**Challenge**
Copy every line of the items below, keeping each character and line break unchanged.

**The data**
☆ ☆ ☆ ☆
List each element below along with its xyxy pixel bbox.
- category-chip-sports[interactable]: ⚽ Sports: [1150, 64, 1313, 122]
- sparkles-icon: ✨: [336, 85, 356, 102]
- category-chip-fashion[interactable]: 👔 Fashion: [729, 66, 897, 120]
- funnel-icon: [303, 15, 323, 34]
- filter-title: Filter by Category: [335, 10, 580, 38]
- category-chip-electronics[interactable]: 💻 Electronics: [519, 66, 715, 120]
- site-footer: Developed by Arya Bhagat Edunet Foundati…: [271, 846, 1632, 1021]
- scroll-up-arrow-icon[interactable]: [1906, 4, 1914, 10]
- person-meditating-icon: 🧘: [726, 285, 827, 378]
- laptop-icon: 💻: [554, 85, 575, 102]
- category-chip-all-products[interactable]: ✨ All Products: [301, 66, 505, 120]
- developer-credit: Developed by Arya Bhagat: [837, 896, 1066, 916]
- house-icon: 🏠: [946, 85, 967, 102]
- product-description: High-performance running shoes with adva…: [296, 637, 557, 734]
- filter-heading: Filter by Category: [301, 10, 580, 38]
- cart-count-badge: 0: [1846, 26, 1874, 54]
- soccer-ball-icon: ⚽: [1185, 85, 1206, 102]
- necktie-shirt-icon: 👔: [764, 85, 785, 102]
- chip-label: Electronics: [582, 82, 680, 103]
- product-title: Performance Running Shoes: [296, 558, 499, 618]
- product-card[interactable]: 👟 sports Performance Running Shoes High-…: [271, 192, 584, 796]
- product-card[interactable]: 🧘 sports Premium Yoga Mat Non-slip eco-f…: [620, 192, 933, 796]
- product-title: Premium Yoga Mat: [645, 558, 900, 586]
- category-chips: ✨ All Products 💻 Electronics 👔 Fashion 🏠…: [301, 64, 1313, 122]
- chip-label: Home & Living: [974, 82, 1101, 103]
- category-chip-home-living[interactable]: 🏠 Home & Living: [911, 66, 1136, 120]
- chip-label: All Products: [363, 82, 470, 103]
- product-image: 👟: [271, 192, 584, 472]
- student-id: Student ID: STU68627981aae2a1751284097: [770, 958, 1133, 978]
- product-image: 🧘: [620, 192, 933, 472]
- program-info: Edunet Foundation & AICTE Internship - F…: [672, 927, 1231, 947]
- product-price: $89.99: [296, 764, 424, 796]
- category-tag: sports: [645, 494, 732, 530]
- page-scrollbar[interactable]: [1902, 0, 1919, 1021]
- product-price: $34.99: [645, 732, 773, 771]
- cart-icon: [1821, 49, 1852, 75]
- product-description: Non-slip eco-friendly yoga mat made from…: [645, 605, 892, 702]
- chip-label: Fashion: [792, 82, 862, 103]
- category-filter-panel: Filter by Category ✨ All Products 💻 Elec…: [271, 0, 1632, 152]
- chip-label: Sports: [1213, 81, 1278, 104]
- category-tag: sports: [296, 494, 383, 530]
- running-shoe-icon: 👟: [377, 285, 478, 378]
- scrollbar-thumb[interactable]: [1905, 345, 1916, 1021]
☆ ☆ ☆ ☆
**Solution to this problem**
List each element below along with its xyxy pixel bbox.
- category-chip-sports[interactable]: ⚽ Sports: [1150, 64, 1313, 122]
- sparkles-icon: ✨: [336, 85, 356, 102]
- category-chip-fashion[interactable]: 👔 Fashion: [729, 66, 897, 120]
- funnel-icon: [303, 15, 323, 34]
- filter-title: Filter by Category: [335, 10, 580, 38]
- category-chip-electronics[interactable]: 💻 Electronics: [519, 66, 715, 120]
- site-footer: Developed by Arya Bhagat Edunet Foundati…: [271, 846, 1632, 1021]
- scroll-up-arrow-icon[interactable]: [1906, 4, 1914, 10]
- person-meditating-icon: 🧘: [726, 285, 827, 378]
- laptop-icon: 💻: [554, 85, 575, 102]
- category-chip-all-products[interactable]: ✨ All Products: [301, 66, 505, 120]
- developer-credit: Developed by Arya Bhagat: [837, 896, 1066, 916]
- house-icon: 🏠: [946, 85, 967, 102]
- product-description: High-performance running shoes with adva…: [296, 637, 557, 734]
- filter-heading: Filter by Category: [301, 10, 580, 38]
- cart-count-badge: 0: [1846, 26, 1874, 54]
- soccer-ball-icon: ⚽: [1185, 85, 1206, 102]
- necktie-shirt-icon: 👔: [764, 85, 785, 102]
- chip-label: Electronics: [582, 82, 680, 103]
- product-title: Performance Running Shoes: [296, 558, 499, 618]
- product-card[interactable]: 👟 sports Performance Running Shoes High-…: [271, 192, 584, 796]
- product-card[interactable]: 🧘 sports Premium Yoga Mat Non-slip eco-f…: [620, 192, 933, 796]
- product-title: Premium Yoga Mat: [645, 558, 900, 586]
- category-chips: ✨ All Products 💻 Electronics 👔 Fashion 🏠…: [301, 64, 1313, 122]
- chip-label: Home & Living: [974, 82, 1101, 103]
- category-chip-home-living[interactable]: 🏠 Home & Living: [911, 66, 1136, 120]
- chip-label: All Products: [363, 82, 470, 103]
- product-image: 👟: [271, 192, 584, 472]
- student-id: Student ID: STU68627981aae2a1751284097: [770, 958, 1133, 978]
- product-image: 🧘: [620, 192, 933, 472]
- program-info: Edunet Foundation & AICTE Internship - F…: [672, 927, 1231, 947]
- product-price: $89.99: [296, 764, 424, 796]
- category-tag: sports: [645, 494, 732, 530]
- page-scrollbar[interactable]: [1902, 0, 1919, 1021]
- product-price: $34.99: [645, 732, 773, 771]
- cart-icon: [1821, 49, 1852, 75]
- product-description: Non-slip eco-friendly yoga mat made from…: [645, 605, 892, 702]
- chip-label: Fashion: [792, 82, 862, 103]
- category-filter-panel: Filter by Category ✨ All Products 💻 Elec…: [271, 0, 1632, 152]
- chip-label: Sports: [1213, 81, 1278, 104]
- category-tag: sports: [296, 494, 383, 530]
- running-shoe-icon: 👟: [377, 285, 478, 378]
- scrollbar-thumb[interactable]: [1905, 345, 1916, 1021]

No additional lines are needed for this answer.